◆ **WHAT IS EXPECTED**
Copy out all of the material, matching it word for word.

◆ **INFORMATION SHOWN**
-=-=-

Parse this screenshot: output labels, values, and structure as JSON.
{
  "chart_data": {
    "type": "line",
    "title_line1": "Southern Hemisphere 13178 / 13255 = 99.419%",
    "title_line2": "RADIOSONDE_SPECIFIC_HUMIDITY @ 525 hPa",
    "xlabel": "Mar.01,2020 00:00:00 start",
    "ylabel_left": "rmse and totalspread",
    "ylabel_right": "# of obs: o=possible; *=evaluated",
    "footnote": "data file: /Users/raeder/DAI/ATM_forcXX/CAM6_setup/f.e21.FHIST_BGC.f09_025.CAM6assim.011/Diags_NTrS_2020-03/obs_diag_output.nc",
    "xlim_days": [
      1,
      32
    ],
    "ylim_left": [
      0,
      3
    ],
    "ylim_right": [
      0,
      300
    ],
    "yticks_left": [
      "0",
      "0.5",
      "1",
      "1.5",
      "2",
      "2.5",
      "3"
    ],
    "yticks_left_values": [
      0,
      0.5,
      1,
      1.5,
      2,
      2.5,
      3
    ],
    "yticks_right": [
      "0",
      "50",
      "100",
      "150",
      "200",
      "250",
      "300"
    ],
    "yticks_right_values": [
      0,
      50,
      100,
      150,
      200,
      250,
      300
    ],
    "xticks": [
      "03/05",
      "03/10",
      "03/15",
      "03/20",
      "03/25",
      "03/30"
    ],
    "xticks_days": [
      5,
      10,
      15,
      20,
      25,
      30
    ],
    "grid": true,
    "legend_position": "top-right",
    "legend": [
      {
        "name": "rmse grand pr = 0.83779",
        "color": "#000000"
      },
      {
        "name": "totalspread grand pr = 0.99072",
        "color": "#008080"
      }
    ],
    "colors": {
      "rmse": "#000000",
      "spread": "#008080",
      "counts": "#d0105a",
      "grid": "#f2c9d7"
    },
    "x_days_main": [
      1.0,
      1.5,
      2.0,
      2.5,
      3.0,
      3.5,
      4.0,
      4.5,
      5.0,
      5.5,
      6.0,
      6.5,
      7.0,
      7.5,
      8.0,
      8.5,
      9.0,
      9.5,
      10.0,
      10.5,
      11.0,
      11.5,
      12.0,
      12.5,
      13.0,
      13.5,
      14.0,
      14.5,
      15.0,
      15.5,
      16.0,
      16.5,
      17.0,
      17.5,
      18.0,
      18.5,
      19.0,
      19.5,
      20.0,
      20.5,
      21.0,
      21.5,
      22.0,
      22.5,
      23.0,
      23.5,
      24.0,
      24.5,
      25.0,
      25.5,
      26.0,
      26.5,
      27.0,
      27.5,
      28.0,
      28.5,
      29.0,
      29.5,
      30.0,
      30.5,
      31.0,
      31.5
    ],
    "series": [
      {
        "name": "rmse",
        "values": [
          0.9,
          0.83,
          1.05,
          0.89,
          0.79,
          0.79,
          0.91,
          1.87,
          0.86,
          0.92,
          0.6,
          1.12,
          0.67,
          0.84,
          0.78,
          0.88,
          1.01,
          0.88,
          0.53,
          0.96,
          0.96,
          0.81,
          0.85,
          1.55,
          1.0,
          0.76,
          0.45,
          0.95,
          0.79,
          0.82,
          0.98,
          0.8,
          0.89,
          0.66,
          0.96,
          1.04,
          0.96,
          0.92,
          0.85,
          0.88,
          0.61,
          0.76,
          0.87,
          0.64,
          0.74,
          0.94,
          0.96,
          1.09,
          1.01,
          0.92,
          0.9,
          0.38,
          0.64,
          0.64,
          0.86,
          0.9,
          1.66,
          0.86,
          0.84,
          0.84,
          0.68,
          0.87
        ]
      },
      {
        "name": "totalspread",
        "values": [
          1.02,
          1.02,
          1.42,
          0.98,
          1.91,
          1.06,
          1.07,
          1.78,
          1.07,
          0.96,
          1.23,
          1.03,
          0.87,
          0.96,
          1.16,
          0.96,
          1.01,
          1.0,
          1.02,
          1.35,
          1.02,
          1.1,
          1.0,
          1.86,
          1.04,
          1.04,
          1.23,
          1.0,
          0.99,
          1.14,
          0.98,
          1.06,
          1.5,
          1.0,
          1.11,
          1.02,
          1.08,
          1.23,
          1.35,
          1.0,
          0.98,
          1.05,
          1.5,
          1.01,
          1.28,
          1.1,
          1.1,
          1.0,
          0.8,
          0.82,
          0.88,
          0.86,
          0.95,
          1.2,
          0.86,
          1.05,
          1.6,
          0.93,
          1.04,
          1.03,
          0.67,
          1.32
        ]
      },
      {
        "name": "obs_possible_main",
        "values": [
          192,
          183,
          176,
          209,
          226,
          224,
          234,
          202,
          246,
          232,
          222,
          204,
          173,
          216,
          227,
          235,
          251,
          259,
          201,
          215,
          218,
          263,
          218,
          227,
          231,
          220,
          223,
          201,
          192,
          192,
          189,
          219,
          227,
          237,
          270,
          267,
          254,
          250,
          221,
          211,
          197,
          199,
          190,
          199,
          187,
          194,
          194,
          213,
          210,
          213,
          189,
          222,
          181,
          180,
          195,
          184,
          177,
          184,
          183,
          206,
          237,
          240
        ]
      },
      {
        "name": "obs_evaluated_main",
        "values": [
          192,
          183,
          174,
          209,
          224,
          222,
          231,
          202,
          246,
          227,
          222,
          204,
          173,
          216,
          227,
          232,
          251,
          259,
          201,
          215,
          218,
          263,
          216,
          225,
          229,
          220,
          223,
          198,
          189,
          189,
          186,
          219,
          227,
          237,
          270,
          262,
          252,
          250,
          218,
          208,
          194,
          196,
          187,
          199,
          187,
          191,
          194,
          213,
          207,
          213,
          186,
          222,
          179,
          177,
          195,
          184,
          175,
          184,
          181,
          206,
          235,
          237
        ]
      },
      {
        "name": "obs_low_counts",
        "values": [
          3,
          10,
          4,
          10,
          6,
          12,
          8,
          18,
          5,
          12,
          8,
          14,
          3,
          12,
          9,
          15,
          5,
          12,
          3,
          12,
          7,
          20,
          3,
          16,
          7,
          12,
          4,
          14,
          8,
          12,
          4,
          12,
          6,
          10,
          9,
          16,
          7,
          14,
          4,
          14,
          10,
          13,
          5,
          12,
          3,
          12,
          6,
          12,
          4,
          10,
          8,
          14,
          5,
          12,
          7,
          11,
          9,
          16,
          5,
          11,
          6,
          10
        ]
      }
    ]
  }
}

-=-=-

◆ **FULL OUTPUT**
Parse this screenshot: output labels, values, and structure as JSON.
{
  "chart_data": {
    "type": "line",
    "title_line1": "Southern Hemisphere 13178 / 13255 = 99.419%",
    "title_line2": "RADIOSONDE_SPECIFIC_HUMIDITY @ 525 hPa",
    "xlabel": "Mar.01,2020 00:00:00 start",
    "ylabel_left": "rmse and totalspread",
    "ylabel_right": "# of obs: o=possible; *=evaluated",
    "footnote": "data file: /Users/raeder/DAI/ATM_forcXX/CAM6_setup/f.e21.FHIST_BGC.f09_025.CAM6assim.011/Diags_NTrS_2020-03/obs_diag_output.nc",
    "xlim_days": [
      1,
      32
    ],
    "ylim_left": [
      0,
      3
    ],
    "ylim_right": [
      0,
      300
    ],
    "yticks_left": [
      "0",
      "0.5",
      "1",
      "1.5",
      "2",
      "2.5",
      "3"
    ],
    "yticks_left_values": [
      0,
      0.5,
      1,
      1.5,
      2,
      2.5,
      3
    ],
    "yticks_right": [
      "0",
      "50",
      "100",
      "150",
      "200",
      "250",
      "300"
    ],
    "yticks_right_values": [
      0,
      50,
      100,
      150,
      200,
      250,
      300
    ],
    "xticks": [
      "03/05",
      "03/10",
      "03/15",
      "03/20",
      "03/25",
      "03/30"
    ],
    "xticks_days": [
      5,
      10,
      15,
      20,
      25,
      30
    ],
    "grid": true,
    "legend_position": "top-right",
    "legend": [
      {
        "name": "rmse grand pr = 0.83779",
        "color": "#000000"
      },
      {
        "name": "totalspread grand pr = 0.99072",
        "color": "#008080"
      }
    ],
    "colors": {
      "rmse": "#000000",
      "spread": "#008080",
      "counts": "#d0105a",
      "grid": "#f2c9d7"
    },
    "x_days_main": [
      1.0,
      1.5,
      2.0,
      2.5,
      3.0,
      3.5,
      4.0,
      4.5,
      5.0,
      5.5,
      6.0,
      6.5,
      7.0,
      7.5,
      8.0,
      8.5,
      9.0,
      9.5,
      10.0,
      10.5,
      11.0,
      11.5,
      12.0,
      12.5,
      13.0,
      13.5,
      14.0,
      14.5,
      15.0,
      15.5,
      16.0,
      16.5,
      17.0,
      17.5,
      18.0,
      18.5,
      19.0,
      19.5,
      20.0,
      20.5,
      21.0,
      21.5,
      22.0,
      22.5,
      23.0,
      23.5,
      24.0,
      24.5,
      25.0,
      25.5,
      26.0,
      26.5,
      27.0,
      27.5,
      28.0,
      28.5,
      29.0,
      29.5,
      30.0,
      30.5,
      31.0,
      31.5
    ],
    "series": [
      {
        "name": "rmse",
        "values": [
          0.9,
          0.83,
          1.05,
          0.89,
          0.79,
          0.79,
          0.91,
          1.87,
          0.86,
          0.92,
          0.6,
          1.12,
          0.67,
          0.84,
          0.78,
          0.88,
          1.01,
          0.88,
          0.53,
          0.96,
          0.96,
          0.81,
          0.85,
          1.55,
          1.0,
          0.76,
          0.45,
          0.95,
          0.79,
          0.82,
          0.98,
          0.8,
          0.89,
          0.66,
          0.96,
          1.04,
          0.96,
          0.92,
          0.85,
          0.88,
          0.61,
          0.76,
          0.87,
          0.64,
          0.74,
          0.94,
          0.96,
          1.09,
          1.01,
          0.92,
          0.9,
          0.38,
          0.64,
          0.64,
          0.86,
          0.9,
          1.66,
          0.86,
          0.84,
          0.84,
          0.68,
          0.87
        ]
      },
      {
        "name": "totalspread",
        "values": [
          1.02,
          1.02,
          1.42,
          0.98,
          1.91,
          1.06,
          1.07,
          1.78,
          1.07,
          0.96,
          1.23,
          1.03,
          0.87,
          0.96,
          1.16,
          0.96,
          1.01,
          1.0,
          1.02,
          1.35,
          1.02,
          1.1,
          1.0,
          1.86,
          1.04,
          1.04,
          1.23,
          1.0,
          0.99,
          1.14,
          0.98,
          1.06,
          1.5,
          1.0,
          1.11,
          1.02,
          1.08,
          1.23,
          1.35,
          1.0,
          0.98,
          1.05,
          1.5,
          1.01,
          1.28,
          1.1,
          1.1,
          1.0,
          0.8,
          0.82,
          0.88,
          0.86,
          0.95,
          1.2,
          0.86,
          1.05,
          1.6,
          0.93,
          1.04,
          1.03,
          0.67,
          1.32
        ]
      },
      {
        "name": "obs_possible_main",
        "values": [
          192,
          183,
          176,
          209,
          226,
          224,
          234,
          202,
          246,
          232,
          222,
          204,
          173,
          216,
          227,
          235,
          251,
          259,
          201,
          215,
          218,
          263,
          218,
          227,
          231,
          220,
          223,
          201,
          192,
          192,
          189,
          219,
          227,
          237,
          270,
          267,
          254,
          250,
          221,
          211,
          197,
          199,
          190,
          199,
          187,
          194,
          194,
          213,
          210,
          213,
          189,
          222,
          181,
          180,
          195,
          184,
          177,
          184,
          183,
          206,
          237,
          240
        ]
      },
      {
        "name": "obs_evaluated_main",
        "values": [
          192,
          183,
          174,
          209,
          224,
          222,
          231,
          202,
          246,
          227,
          222,
          204,
          173,
          216,
          227,
          232,
          251,
          259,
          201,
          215,
          218,
          263,
          216,
          225,
          229,
          220,
          223,
          198,
          189,
          189,
          186,
          219,
          227,
          237,
          270,
          262,
          252,
          250,
          218,
          208,
          194,
          196,
          187,
          199,
          187,
          191,
          194,
          213,
          207,
          213,
          186,
          222,
          179,
          177,
          195,
          184,
          175,
          184,
          181,
          206,
          235,
          237
        ]
      },
      {
        "name": "obs_low_counts",
        "values": [
          3,
          10,
          4,
          10,
          6,
          12,
          8,
          18,
          5,
          12,
          8,
          14,
          3,
          12,
          9,
          15,
          5,
          12,
          3,
          12,
          7,
          20,
          3,
          16,
          7,
          12,
          4,
          14,
          8,
          12,
          4,
          12,
          6,
          10,
          9,
          16,
          7,
          14,
          4,
          14,
          10,
          13,
          5,
          12,
          3,
          12,
          6,
          12,
          4,
          10,
          8,
          14,
          5,
          12,
          7,
          11,
          9,
          16,
          5,
          11,
          6,
          10
        ]
      }
    ]
  }
}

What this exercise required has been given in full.